** Start of Rows **

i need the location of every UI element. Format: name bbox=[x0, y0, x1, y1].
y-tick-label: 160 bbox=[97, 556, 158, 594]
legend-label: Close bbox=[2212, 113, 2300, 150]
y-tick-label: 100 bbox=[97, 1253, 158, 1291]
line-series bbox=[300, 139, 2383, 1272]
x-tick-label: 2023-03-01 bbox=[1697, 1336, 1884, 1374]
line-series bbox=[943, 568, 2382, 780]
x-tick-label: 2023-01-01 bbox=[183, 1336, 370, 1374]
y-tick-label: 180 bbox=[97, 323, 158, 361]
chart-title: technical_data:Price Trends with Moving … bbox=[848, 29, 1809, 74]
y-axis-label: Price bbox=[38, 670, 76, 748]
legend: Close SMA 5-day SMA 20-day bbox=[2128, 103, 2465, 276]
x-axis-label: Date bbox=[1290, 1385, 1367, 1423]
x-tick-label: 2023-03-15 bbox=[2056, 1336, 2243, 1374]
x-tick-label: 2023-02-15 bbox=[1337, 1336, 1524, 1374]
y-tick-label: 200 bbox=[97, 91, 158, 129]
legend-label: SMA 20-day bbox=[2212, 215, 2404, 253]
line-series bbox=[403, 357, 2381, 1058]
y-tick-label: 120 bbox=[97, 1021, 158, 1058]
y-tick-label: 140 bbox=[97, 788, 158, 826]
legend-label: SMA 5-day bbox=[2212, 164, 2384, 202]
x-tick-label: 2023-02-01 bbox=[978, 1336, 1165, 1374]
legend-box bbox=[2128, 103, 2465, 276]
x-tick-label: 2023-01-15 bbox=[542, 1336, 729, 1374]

** End of Rows **
** Start of Rows **

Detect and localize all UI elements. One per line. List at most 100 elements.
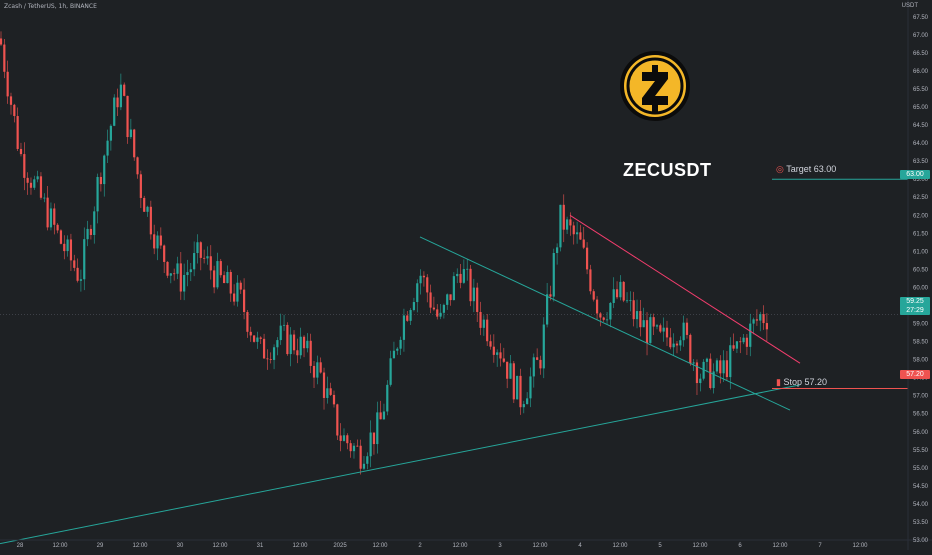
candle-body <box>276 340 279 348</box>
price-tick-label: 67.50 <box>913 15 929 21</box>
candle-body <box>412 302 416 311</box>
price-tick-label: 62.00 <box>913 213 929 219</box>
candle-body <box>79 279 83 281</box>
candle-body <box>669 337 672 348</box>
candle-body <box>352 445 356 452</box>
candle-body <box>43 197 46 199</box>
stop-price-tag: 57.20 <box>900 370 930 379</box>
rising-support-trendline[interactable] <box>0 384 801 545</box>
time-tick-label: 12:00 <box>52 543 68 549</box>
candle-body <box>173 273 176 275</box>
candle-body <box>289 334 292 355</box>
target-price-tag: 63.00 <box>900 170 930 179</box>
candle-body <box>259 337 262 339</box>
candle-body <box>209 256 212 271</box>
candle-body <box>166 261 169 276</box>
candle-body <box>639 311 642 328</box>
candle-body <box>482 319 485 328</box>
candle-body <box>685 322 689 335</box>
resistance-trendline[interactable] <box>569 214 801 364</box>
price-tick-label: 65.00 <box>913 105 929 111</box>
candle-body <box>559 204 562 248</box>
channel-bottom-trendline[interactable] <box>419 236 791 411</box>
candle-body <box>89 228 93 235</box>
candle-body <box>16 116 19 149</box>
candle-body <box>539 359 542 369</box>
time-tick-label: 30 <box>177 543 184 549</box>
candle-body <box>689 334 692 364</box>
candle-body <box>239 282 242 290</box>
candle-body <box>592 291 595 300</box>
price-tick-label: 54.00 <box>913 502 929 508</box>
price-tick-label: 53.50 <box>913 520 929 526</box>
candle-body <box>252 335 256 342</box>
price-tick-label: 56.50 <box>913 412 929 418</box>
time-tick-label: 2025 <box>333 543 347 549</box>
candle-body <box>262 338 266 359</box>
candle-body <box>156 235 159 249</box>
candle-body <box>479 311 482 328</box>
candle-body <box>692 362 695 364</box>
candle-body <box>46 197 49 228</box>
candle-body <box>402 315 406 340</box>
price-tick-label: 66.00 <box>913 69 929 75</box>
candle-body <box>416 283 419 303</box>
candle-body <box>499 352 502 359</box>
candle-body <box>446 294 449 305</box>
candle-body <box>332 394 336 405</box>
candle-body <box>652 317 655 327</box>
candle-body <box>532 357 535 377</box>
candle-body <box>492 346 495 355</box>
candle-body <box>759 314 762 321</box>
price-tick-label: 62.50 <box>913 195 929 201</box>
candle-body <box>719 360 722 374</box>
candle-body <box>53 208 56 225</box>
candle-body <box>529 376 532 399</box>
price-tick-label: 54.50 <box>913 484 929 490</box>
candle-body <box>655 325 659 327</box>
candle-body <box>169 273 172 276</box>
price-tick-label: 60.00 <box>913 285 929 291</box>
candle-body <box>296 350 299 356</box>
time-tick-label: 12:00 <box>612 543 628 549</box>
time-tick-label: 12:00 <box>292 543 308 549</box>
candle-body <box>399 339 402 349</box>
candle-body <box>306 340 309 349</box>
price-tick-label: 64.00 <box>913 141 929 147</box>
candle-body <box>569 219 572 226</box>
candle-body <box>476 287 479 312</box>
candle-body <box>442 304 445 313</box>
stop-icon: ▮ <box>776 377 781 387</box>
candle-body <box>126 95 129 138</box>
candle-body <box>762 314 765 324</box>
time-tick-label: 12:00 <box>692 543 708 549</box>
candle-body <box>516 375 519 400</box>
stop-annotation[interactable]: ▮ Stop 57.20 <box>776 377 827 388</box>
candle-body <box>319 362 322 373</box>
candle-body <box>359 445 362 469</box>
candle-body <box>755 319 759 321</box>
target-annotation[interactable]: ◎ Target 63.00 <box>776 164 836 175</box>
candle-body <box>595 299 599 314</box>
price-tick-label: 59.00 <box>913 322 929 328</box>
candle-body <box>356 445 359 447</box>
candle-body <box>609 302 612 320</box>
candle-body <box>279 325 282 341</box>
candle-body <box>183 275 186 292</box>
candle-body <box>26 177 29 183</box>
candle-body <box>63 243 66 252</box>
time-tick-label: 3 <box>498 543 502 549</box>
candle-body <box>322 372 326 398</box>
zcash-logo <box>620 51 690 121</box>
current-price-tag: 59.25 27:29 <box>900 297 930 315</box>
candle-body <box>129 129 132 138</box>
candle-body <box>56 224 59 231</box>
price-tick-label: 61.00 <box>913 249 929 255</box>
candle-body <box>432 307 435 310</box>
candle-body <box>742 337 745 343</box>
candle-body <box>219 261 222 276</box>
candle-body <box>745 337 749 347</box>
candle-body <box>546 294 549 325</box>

** End of Rows **

## [Work to complete]
Rename "line-series" to "plot-line" in the records, starting with the line with "i need the location" and going on through the line with "x-tick-label: 2023-01-15 bbox=[542, 1336, 729, 1374]". Give back only those lines, with everything else unchanged.

## [Complete response]
i need the location of every UI element. Format: name bbox=[x0, y0, x1, y1].
y-tick-label: 160 bbox=[97, 556, 158, 594]
legend-label: Close bbox=[2212, 113, 2300, 150]
y-tick-label: 100 bbox=[97, 1253, 158, 1291]
plot-line bbox=[300, 139, 2383, 1272]
x-tick-label: 2023-03-01 bbox=[1697, 1336, 1884, 1374]
plot-line bbox=[943, 568, 2382, 780]
x-tick-label: 2023-01-01 bbox=[183, 1336, 370, 1374]
y-tick-label: 180 bbox=[97, 323, 158, 361]
chart-title: technical_data:Price Trends with Moving … bbox=[848, 29, 1809, 74]
y-axis-label: Price bbox=[38, 670, 76, 748]
legend: Close SMA 5-day SMA 20-day bbox=[2128, 103, 2465, 276]
x-axis-label: Date bbox=[1290, 1385, 1367, 1423]
x-tick-label: 2023-03-15 bbox=[2056, 1336, 2243, 1374]
x-tick-label: 2023-02-15 bbox=[1337, 1336, 1524, 1374]
y-tick-label: 200 bbox=[97, 91, 158, 129]
legend-label: SMA 20-day bbox=[2212, 215, 2404, 253]
plot-line bbox=[403, 357, 2381, 1058]
y-tick-label: 120 bbox=[97, 1021, 158, 1058]
y-tick-label: 140 bbox=[97, 788, 158, 826]
legend-label: SMA 5-day bbox=[2212, 164, 2384, 202]
x-tick-label: 2023-02-01 bbox=[978, 1336, 1165, 1374]
legend-box bbox=[2128, 103, 2465, 276]
x-tick-label: 2023-01-15 bbox=[542, 1336, 729, 1374]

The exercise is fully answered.